■ **TASK STATEMENT**:
Copy out all lines in the data below containing the string "diamond".

■ **RAW DATA**:
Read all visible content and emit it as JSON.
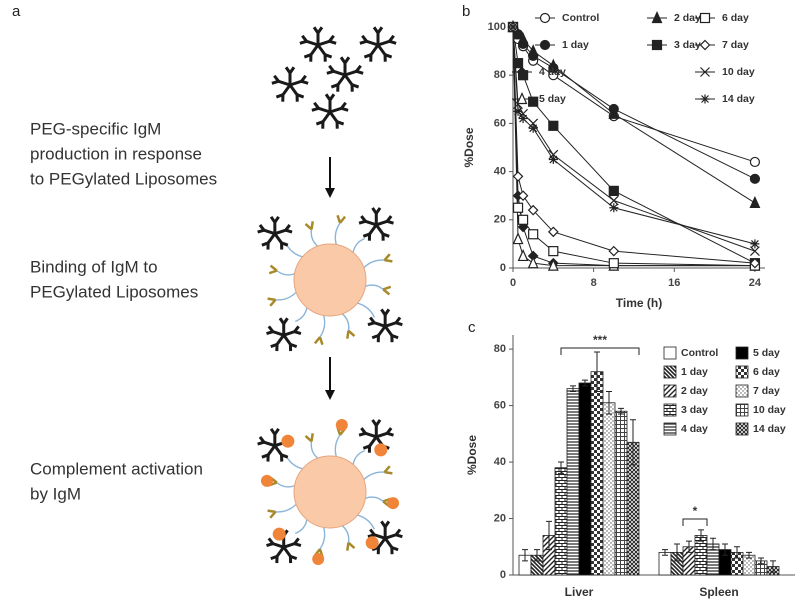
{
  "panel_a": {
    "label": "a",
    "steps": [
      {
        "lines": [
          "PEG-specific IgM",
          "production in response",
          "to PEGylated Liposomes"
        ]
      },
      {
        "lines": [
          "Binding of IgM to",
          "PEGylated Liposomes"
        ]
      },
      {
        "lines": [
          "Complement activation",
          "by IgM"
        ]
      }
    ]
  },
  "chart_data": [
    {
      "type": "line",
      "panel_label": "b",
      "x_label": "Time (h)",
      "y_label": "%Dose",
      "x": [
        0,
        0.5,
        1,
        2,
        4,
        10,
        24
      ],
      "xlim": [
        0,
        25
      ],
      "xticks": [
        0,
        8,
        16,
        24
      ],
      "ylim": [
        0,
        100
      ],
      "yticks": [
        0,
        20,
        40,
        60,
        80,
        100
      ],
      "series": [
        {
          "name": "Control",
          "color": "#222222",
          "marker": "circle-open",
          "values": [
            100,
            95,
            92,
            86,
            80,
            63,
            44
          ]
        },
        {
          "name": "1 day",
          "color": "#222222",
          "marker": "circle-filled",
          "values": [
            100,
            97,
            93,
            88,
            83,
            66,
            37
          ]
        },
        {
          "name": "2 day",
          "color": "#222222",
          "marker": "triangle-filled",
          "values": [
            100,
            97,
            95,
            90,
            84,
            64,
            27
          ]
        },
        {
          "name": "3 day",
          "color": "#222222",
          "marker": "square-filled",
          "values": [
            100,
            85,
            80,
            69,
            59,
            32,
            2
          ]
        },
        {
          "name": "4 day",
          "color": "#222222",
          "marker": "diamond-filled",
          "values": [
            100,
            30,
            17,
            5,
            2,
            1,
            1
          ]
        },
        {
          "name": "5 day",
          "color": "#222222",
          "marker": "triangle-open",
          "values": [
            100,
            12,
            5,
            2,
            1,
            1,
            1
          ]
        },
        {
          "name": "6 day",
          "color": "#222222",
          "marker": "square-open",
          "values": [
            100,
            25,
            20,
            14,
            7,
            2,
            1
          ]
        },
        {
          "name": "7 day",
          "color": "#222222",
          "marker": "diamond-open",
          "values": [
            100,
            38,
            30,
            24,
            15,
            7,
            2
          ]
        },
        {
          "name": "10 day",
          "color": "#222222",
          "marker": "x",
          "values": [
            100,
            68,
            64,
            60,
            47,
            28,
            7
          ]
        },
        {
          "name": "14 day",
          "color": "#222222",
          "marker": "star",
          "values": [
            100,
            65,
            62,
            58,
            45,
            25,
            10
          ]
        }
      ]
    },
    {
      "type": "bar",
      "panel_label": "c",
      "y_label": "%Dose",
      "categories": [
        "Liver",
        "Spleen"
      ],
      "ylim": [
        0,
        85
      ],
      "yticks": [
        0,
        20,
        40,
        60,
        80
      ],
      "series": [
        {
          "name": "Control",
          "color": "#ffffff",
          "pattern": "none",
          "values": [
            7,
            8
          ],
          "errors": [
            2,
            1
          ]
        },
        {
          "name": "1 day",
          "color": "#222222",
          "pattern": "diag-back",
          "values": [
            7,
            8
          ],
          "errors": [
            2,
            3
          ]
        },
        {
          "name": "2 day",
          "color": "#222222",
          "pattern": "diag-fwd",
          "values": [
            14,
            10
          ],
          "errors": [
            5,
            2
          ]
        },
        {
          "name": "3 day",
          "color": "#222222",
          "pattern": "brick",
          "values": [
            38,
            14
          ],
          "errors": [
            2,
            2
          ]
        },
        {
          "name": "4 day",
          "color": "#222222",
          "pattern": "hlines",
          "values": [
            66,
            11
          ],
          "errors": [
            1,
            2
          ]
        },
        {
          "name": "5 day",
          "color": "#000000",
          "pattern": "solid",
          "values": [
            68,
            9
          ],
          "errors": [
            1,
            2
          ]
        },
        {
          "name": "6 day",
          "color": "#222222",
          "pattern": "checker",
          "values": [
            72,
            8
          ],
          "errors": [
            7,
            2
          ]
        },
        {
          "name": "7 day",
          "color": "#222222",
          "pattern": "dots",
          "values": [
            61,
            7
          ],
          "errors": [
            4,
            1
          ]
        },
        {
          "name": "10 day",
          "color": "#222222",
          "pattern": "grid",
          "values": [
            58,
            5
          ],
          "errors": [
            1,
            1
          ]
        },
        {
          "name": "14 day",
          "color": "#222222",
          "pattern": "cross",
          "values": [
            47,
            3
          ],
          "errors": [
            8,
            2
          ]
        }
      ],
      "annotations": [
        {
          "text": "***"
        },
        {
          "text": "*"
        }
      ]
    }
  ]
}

■ **TASK RESPONSE**:
          "marker": "diamond-filled",
          "marker": "diamond-open",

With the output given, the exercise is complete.